THE EXERCISE: Give back the full listing verbatim, apart from its images.
* START ENTRIES SUPPLIED *
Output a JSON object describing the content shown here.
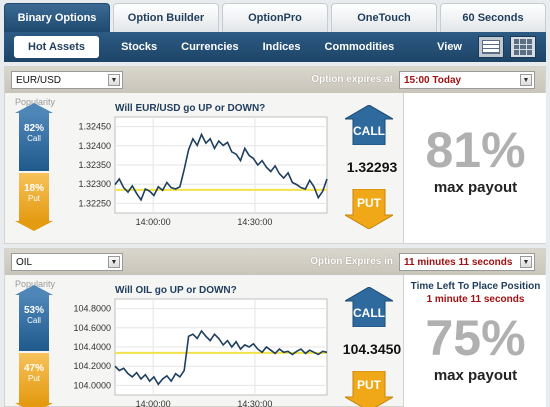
{
  "top_tabs": [
    {
      "label": "Binary Options",
      "active": true
    },
    {
      "label": "Option Builder",
      "active": false
    },
    {
      "label": "OptionPro",
      "active": false
    },
    {
      "label": "OneTouch",
      "active": false
    },
    {
      "label": "60 Seconds",
      "active": false
    }
  ],
  "asset_tabs": [
    {
      "label": "Hot Assets",
      "active": true
    },
    {
      "label": "Stocks"
    },
    {
      "label": "Currencies"
    },
    {
      "label": "Indices"
    },
    {
      "label": "Commodities"
    }
  ],
  "view_label": "View",
  "panels": [
    {
      "asset": "EUR/USD",
      "expire_label": "Option expires at",
      "expire_value": "15:00 Today",
      "popularity_label": "Popularity",
      "call_pct": "82%",
      "call_word": "Call",
      "put_pct": "18%",
      "put_word": "Put",
      "question": "Will EUR/USD go UP or DOWN?",
      "price": "1.32293",
      "payout_pct": "81%",
      "payout_text": "max payout",
      "call_label": "CALL",
      "put_label": "PUT"
    },
    {
      "asset": "OIL",
      "expire_label": "Option Expires in",
      "expire_value": "11 minutes 11 seconds",
      "popularity_label": "Popularity",
      "call_pct": "53%",
      "call_word": "Call",
      "put_pct": "47%",
      "put_word": "Put",
      "question": "Will OIL go UP or DOWN?",
      "price": "104.3450",
      "payout_pct": "75%",
      "payout_text": "max payout",
      "time_left_label": "Time Left To Place Position",
      "time_left_value": "1 minute 11 seconds",
      "call_label": "CALL",
      "put_label": "PUT"
    }
  ],
  "chart_data": [
    {
      "type": "line",
      "title": "Will EUR/USD go UP or DOWN?",
      "yticks": [
        "1.32450",
        "1.32400",
        "1.32350",
        "1.32300",
        "1.32250"
      ],
      "xticks": [
        "14:00:00",
        "14:30:00"
      ],
      "ylim": [
        1.3224,
        1.3246
      ],
      "strike": 1.32293,
      "series": [
        {
          "values": [
            1.32305,
            1.32318,
            1.32298,
            1.32288,
            1.32302,
            1.32285,
            1.3227,
            1.32295,
            1.3229,
            1.3228,
            1.323,
            1.32292,
            1.3231,
            1.32298,
            1.32295,
            1.323,
            1.3234,
            1.32385,
            1.3241,
            1.32395,
            1.3242,
            1.324,
            1.3241,
            1.32388,
            1.32405,
            1.32395,
            1.32402,
            1.3238,
            1.32375,
            1.3236,
            1.32388,
            1.32372,
            1.32365,
            1.3235,
            1.3236,
            1.32345,
            1.32335,
            1.32348,
            1.3233,
            1.3232,
            1.32332,
            1.3231,
            1.32305,
            1.32298,
            1.32295,
            1.32315,
            1.323,
            1.32275,
            1.3229,
            1.32318
          ]
        }
      ]
    },
    {
      "type": "line",
      "title": "Will OIL go UP or DOWN?",
      "yticks": [
        "104.8000",
        "104.6000",
        "104.4000",
        "104.2000",
        "104.0000"
      ],
      "xticks": [
        "14:00:00",
        "14:30:00"
      ],
      "ylim": [
        103.95,
        104.85
      ],
      "strike": 104.345,
      "series": [
        {
          "values": [
            104.22,
            104.18,
            104.2,
            104.15,
            104.12,
            104.16,
            104.1,
            104.14,
            104.08,
            104.12,
            104.05,
            104.1,
            104.13,
            104.08,
            104.15,
            104.12,
            104.18,
            104.5,
            104.52,
            104.48,
            104.55,
            104.5,
            104.46,
            104.52,
            104.48,
            104.42,
            104.46,
            104.4,
            104.45,
            104.38,
            104.42,
            104.4,
            104.43,
            104.38,
            104.35,
            104.4,
            104.37,
            104.34,
            104.38,
            104.35,
            104.36,
            104.33,
            104.36,
            104.38,
            104.34,
            104.37,
            104.35,
            104.33,
            104.36,
            104.35
          ]
        }
      ]
    }
  ]
}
* END ENTRIES SUPPLIED *
SOLUTION FOR THIS PROBLEM:
Output a JSON object describing the content shown here.
{
  "top_tabs": [
    {
      "label": "Binary Options",
      "active": true
    },
    {
      "label": "Option Builder",
      "active": false
    },
    {
      "label": "OptionPro",
      "active": false
    },
    {
      "label": "OneTouch",
      "active": false
    },
    {
      "label": "60 Seconds",
      "active": false
    }
  ],
  "asset_tabs": [
    {
      "label": "Hot Assets",
      "active": true
    },
    {
      "label": "Stocks"
    },
    {
      "label": "Currencies"
    },
    {
      "label": "Indices"
    },
    {
      "label": "Commodities"
    }
  ],
  "view_label": "View",
  "panels": [
    {
      "asset": "EUR/USD",
      "expire_label": "Option expires at",
      "expire_value": "15:00 Today",
      "popularity_label": "Popularity",
      "call_pct": "82%",
      "call_word": "Call",
      "put_pct": "18%",
      "put_word": "Put",
      "question": "Will EUR/USD go UP or DOWN?",
      "price": "1.32293",
      "payout_pct": "81%",
      "payout_text": "max payout",
      "call_label": "CALL",
      "put_label": "PUT"
    },
    {
      "asset": "OIL",
      "expire_label": "Option Expires in",
      "expire_value": "11 minutes 11 seconds",
      "popularity_label": "Popularity",
      "call_pct": "53%",
      "call_word": "Call",
      "put_pct": "47%",
      "put_word": "Put",
      "question": "Will OIL go UP or DOWN?",
      "price": "104.3450",
      "payout_pct": "75%",
      "payout_text": "max payout",
      "time_left_label": "Time Left To Place Position",
      "time_left_value": "1 minute 11 seconds",
      "call_label": "CALL",
      "put_label": "PUT"
    }
  ],
  "chart_data": [
    {
      "type": "line",
      "title": "Will EUR/USD go UP or DOWN?",
      "yticks": [
        "1.32450",
        "1.32400",
        "1.32350",
        "1.32300",
        "1.32250"
      ],
      "xticks": [
        "14:00:00",
        "14:30:00"
      ],
      "ylim": [
        1.3224,
        1.3246
      ],
      "strike": 1.32293,
      "series": [
        {
          "values": [
            1.32305,
            1.32318,
            1.32298,
            1.32288,
            1.32302,
            1.32285,
            1.3227,
            1.32295,
            1.3229,
            1.3228,
            1.323,
            1.32292,
            1.3231,
            1.32298,
            1.32295,
            1.323,
            1.3234,
            1.32385,
            1.3241,
            1.32395,
            1.3242,
            1.324,
            1.3241,
            1.32388,
            1.32405,
            1.32395,
            1.32402,
            1.3238,
            1.32375,
            1.3236,
            1.32388,
            1.32372,
            1.32365,
            1.3235,
            1.3236,
            1.32345,
            1.32335,
            1.32348,
            1.3233,
            1.3232,
            1.32332,
            1.3231,
            1.32305,
            1.32298,
            1.32295,
            1.32315,
            1.323,
            1.32275,
            1.3229,
            1.32318
          ]
        }
      ]
    },
    {
      "type": "line",
      "title": "Will OIL go UP or DOWN?",
      "yticks": [
        "104.8000",
        "104.6000",
        "104.4000",
        "104.2000",
        "104.0000"
      ],
      "xticks": [
        "14:00:00",
        "14:30:00"
      ],
      "ylim": [
        103.95,
        104.85
      ],
      "strike": 104.345,
      "series": [
        {
          "values": [
            104.22,
            104.18,
            104.2,
            104.15,
            104.12,
            104.16,
            104.1,
            104.14,
            104.08,
            104.12,
            104.05,
            104.1,
            104.13,
            104.08,
            104.15,
            104.12,
            104.18,
            104.5,
            104.52,
            104.48,
            104.55,
            104.5,
            104.46,
            104.52,
            104.48,
            104.42,
            104.46,
            104.4,
            104.45,
            104.38,
            104.42,
            104.4,
            104.43,
            104.38,
            104.35,
            104.4,
            104.37,
            104.34,
            104.38,
            104.35,
            104.36,
            104.33,
            104.36,
            104.38,
            104.34,
            104.37,
            104.35,
            104.33,
            104.36,
            104.35
          ]
        }
      ]
    }
  ]
}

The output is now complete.